GIVEN PROBLEM :: Reproduce every record below exactly as it appears.

★ ★ ★ ★ ★

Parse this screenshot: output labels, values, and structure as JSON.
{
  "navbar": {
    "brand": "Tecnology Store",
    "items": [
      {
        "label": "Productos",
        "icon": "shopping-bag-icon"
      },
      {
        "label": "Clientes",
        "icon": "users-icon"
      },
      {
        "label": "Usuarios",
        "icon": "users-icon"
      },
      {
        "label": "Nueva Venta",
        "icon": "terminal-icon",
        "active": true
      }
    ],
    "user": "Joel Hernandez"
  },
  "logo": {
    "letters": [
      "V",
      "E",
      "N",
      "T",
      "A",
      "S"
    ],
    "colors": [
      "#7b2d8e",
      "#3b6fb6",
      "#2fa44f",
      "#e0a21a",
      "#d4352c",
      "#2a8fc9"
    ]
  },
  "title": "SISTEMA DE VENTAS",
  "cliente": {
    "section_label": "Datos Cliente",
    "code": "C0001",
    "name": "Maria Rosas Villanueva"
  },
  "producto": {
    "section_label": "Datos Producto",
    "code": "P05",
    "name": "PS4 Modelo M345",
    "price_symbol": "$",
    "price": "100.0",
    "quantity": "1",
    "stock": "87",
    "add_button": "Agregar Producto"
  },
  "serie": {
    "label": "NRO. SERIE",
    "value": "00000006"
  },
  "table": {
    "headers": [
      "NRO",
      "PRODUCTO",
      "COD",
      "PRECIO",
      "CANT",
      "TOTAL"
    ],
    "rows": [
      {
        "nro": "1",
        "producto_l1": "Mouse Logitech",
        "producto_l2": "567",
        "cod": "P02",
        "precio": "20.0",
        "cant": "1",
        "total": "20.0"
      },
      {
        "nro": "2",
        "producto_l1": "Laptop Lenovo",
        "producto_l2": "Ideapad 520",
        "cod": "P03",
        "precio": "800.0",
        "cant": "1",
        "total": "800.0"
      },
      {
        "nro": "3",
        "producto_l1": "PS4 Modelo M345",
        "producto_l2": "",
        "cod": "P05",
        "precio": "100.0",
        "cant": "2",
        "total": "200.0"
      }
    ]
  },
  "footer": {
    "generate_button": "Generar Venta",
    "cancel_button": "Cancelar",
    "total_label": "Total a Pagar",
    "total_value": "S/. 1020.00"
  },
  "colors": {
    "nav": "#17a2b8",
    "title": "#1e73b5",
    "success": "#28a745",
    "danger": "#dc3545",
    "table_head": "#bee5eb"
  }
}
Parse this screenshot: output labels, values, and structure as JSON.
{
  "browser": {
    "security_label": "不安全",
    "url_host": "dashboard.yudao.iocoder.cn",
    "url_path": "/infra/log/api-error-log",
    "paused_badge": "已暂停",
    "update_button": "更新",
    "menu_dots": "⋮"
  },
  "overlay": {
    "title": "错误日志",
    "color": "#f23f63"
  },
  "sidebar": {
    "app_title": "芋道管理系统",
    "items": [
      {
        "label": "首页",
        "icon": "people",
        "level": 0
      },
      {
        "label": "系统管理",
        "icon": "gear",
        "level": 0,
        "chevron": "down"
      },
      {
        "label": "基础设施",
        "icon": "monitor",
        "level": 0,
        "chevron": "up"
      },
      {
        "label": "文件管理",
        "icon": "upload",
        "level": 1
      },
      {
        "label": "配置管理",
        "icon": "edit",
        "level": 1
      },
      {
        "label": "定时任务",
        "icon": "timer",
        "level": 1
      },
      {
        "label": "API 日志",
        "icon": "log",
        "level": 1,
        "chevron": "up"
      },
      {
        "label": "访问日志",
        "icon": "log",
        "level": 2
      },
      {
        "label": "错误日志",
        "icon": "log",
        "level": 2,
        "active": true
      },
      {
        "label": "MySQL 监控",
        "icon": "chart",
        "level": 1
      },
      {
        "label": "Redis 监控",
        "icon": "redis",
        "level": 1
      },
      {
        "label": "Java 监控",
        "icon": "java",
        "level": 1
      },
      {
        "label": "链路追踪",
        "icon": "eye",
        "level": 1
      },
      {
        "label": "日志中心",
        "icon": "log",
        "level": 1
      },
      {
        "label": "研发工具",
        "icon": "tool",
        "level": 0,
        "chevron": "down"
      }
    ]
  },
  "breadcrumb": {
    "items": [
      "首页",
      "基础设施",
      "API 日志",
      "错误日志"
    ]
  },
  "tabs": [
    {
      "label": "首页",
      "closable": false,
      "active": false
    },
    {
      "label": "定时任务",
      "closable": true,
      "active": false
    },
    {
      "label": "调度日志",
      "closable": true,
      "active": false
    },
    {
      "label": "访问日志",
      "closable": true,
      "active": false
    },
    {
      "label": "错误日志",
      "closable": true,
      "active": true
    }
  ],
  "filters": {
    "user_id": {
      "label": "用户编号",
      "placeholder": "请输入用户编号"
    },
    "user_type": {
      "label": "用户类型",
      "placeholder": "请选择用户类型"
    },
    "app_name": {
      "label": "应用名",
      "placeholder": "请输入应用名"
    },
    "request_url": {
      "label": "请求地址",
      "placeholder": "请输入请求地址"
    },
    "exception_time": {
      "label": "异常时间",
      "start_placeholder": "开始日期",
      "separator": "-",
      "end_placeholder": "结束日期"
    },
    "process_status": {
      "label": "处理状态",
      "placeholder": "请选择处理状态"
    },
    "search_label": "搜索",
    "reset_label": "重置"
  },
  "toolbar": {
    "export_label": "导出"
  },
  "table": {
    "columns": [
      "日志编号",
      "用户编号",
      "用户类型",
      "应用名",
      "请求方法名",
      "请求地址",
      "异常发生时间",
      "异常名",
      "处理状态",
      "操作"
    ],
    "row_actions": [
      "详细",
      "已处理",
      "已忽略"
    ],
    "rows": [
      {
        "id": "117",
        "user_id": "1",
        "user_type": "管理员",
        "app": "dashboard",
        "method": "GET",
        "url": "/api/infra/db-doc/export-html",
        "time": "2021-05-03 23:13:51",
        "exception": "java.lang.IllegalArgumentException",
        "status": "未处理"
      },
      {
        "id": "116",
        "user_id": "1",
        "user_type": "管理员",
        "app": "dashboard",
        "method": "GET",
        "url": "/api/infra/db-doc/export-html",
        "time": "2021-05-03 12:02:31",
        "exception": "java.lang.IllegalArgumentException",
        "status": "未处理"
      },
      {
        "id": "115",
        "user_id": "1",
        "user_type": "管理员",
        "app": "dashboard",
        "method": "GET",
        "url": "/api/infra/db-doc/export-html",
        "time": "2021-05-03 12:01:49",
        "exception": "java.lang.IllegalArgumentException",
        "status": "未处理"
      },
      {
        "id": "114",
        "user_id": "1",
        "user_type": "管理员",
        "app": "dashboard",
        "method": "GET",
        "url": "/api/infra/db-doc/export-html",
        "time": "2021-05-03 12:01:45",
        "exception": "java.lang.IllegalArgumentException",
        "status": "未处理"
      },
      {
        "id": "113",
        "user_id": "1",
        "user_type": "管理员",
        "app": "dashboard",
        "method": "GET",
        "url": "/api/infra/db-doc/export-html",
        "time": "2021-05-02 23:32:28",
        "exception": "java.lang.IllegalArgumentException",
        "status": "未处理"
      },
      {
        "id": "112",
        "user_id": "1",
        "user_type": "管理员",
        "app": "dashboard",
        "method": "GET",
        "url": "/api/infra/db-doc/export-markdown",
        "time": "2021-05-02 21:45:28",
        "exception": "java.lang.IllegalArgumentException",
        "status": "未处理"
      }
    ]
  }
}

★ ★ ★ ★ ★

SOLVED PROBLEM ::
Parse this screenshot: output labels, values, and structure as JSON.
{
  "navbar": {
    "brand": "Tecnology Store",
    "items": [
      {
        "label": "Productos",
        "icon": "shopping-bag-icon"
      },
      {
        "label": "Clientes",
        "icon": "users-icon"
      },
      {
        "label": "Usuarios",
        "icon": "users-icon"
      },
      {
        "label": "Nueva Venta",
        "icon": "terminal-icon",
        "active": true
      }
    ],
    "user": "Joel Hernandez"
  },
  "logo": {
    "letters": [
      "V",
      "E",
      "N",
      "T",
      "A",
      "S"
    ],
    "colors": [
      "#7b2d8e",
      "#3b6fb6",
      "#2fa44f",
      "#e0a21a",
      "#d4352c",
      "#2a8fc9"
    ]
  },
  "title": "SISTEMA DE VENTAS",
  "cliente": {
    "section_label": "Datos Cliente",
    "code": "C0001",
    "name": "Maria Rosas Villanueva"
  },
  "producto": {
    "section_label": "Datos Producto",
    "code": "P05",
    "name": "PS4 Modelo M345",
    "price_symbol": "$",
    "price": "100.0",
    "quantity": "1",
    "stock": "87",
    "add_button": "Agregar Producto"
  },
  "serie": {
    "label": "NRO. SERIE",
    "value": "00000006"
  },
  "table": {
    "headers": [
      "NRO",
      "PRODUCTO",
      "COD",
      "PRECIO",
      "CANT",
      "TOTAL"
    ],
    "rows": [
      {
        "nro": "1",
        "producto_l1": "Mouse Logitech",
        "producto_l2": "567",
        "cod": "P02",
        "precio": "20.0",
        "cant": "1",
        "total": "20.0"
      },
      {
        "nro": "2",
        "producto_l1": "Laptop Lenovo",
        "producto_l2": "Ideapad 520",
        "cod": "P03",
        "precio": "800.0",
        "cant": "1",
        "total": "800.0"
      },
      {
        "nro": "3",
        "producto_l1": "PS4 Modelo M345",
        "producto_l2": "",
        "cod": "P05",
        "precio": "100.0",
        "cant": "2",
        "total": "200.0"
      }
    ]
  },
  "footer": {
    "generate_button": "Generar Venta",
    "cancel_button": "Cancelar",
    "total_label": "Total a Pagar",
    "total_value": "S/. 1020.00"
  },
  "colors": {
    "nav": "#17a2b8",
    "title": "#1e73b5",
    "success": "#28a745",
    "danger": "#dc3545",
    "table_head": "#bee5eb"
  }
}
Parse this screenshot: output labels, values, and structure as JSON.
{
  "browser": {
    "security_label": "不安全",
    "url_host": "dashboard.yudao.iocoder.cn",
    "url_path": "/infra/log/api-error-log",
    "paused_badge": "已暂停",
    "update_button": "更新",
    "menu_dots": "⋮"
  },
  "overlay": {
    "title": "错误日志",
    "color": "#f23f63"
  },
  "sidebar": {
    "app_title": "芋道管理系统",
    "items": [
      {
        "label": "首页",
        "icon": "people",
        "level": 0
      },
      {
        "label": "系统管理",
        "icon": "gear",
        "level": 0,
        "chevron": "down"
      },
      {
        "label": "基础设施",
        "icon": "monitor",
        "level": 0,
        "chevron": "up"
      },
      {
        "label": "文件管理",
        "icon": "upload",
        "level": 1
      },
      {
        "label": "配置管理",
        "icon": "edit",
        "level": 1
      },
      {
        "label": "定时任务",
        "icon": "timer",
        "level": 1
      },
      {
        "label": "API 日志",
        "icon": "log",
        "level": 1,
        "chevron": "up"
      },
      {
        "label": "访问日志",
        "icon": "log",
        "level": 2
      },
      {
        "label": "错误日志",
        "icon": "log",
        "level": 2,
        "active": true
      },
      {
        "label": "MySQL 监控",
        "icon": "chart",
        "level": 1
      },
      {
        "label": "Redis 监控",
        "icon": "redis",
        "level": 1
      },
      {
        "label": "Java 监控",
        "icon": "java",
        "level": 1
      },
      {
        "label": "链路追踪",
        "icon": "eye",
        "level": 1
      },
      {
        "label": "日志中心",
        "icon": "log",
        "level": 1
      },
      {
        "label": "研发工具",
        "icon": "tool",
        "level": 0,
        "chevron": "down"
      }
    ]
  },
  "breadcrumb": {
    "items": [
      "首页",
      "基础设施",
      "API 日志",
      "错误日志"
    ]
  },
  "tabs": [
    {
      "label": "首页",
      "closable": false,
      "active": false
    },
    {
      "label": "定时任务",
      "closable": true,
      "active": false
    },
    {
      "label": "调度日志",
      "closable": true,
      "active": false
    },
    {
      "label": "访问日志",
      "closable": true,
      "active": false
    },
    {
      "label": "错误日志",
      "closable": true,
      "active": true
    }
  ],
  "filters": {
    "user_id": {
      "label": "用户编号",
      "placeholder": "请输入用户编号"
    },
    "user_type": {
      "label": "用户类型",
      "placeholder": "请选择用户类型"
    },
    "app_name": {
      "label": "应用名",
      "placeholder": "请输入应用名"
    },
    "request_url": {
      "label": "请求地址",
      "placeholder": "请输入请求地址"
    },
    "exception_time": {
      "label": "异常时间",
      "start_placeholder": "开始日期",
      "separator": "-",
      "end_placeholder": "结束日期"
    },
    "process_status": {
      "label": "处理状态",
      "placeholder": "请选择处理状态"
    },
    "search_label": "搜索",
    "reset_label": "重置"
  },
  "toolbar": {
    "export_label": "导出"
  },
  "table": {
    "columns": [
      "日志编号",
      "用户编号",
      "用户类型",
      "应用名",
      "请求方法名",
      "请求地址",
      "异常发生时间",
      "异常名",
      "处理状态",
      "操作"
    ],
    "row_actions": [
      "详细",
      "已处理",
      "已忽略"
    ],
    "rows": [
      {
        "id": "117",
        "user_id": "1",
        "user_type": "管理员",
        "app": "dashboard",
        "method": "GET",
        "url": "/api/infra/db-doc/export-html",
        "time": "2021-05-03 23:13:51",
        "exception": "java.lang.IllegalArgumentException",
        "status": "未处理"
      },
      {
        "id": "116",
        "user_id": "1",
        "user_type": "管理员",
        "app": "dashboard",
        "method": "GET",
        "url": "/api/infra/db-doc/export-html",
        "time": "2021-05-03 12:02:31",
        "exception": "java.lang.IllegalArgumentException",
        "status": "未处理"
      },
      {
        "id": "115",
        "user_id": "1",
        "user_type": "管理员",
        "app": "dashboard",
        "method": "GET",
        "url": "/api/infra/db-doc/export-html",
        "time": "2021-05-03 12:01:49",
        "exception": "java.lang.IllegalArgumentException",
        "status": "未处理"
      },
      {
        "id": "114",
        "user_id": "1",
        "user_type": "管理员",
        "app": "dashboard",
        "method": "GET",
        "url": "/api/infra/db-doc/export-html",
        "time": "2021-05-03 12:01:45",
        "exception": "java.lang.IllegalArgumentException",
        "status": "未处理"
      },
      {
        "id": "113",
        "user_id": "1",
        "user_type": "管理员",
        "app": "dashboard",
        "method": "GET",
        "url": "/api/infra/db-doc/export-html",
        "time": "2021-05-02 23:32:28",
        "exception": "java.lang.IllegalArgumentException",
        "status": "未处理"
      },
      {
        "id": "112",
        "user_id": "1",
        "user_type": "管理员",
        "app": "dashboard",
        "method": "GET",
        "url": "/api/infra/db-doc/export-markdown",
        "time": "2021-05-02 21:45:28",
        "exception": "java.lang.IllegalArgumentException",
        "status": "未处理"
      }
    ]
  }
}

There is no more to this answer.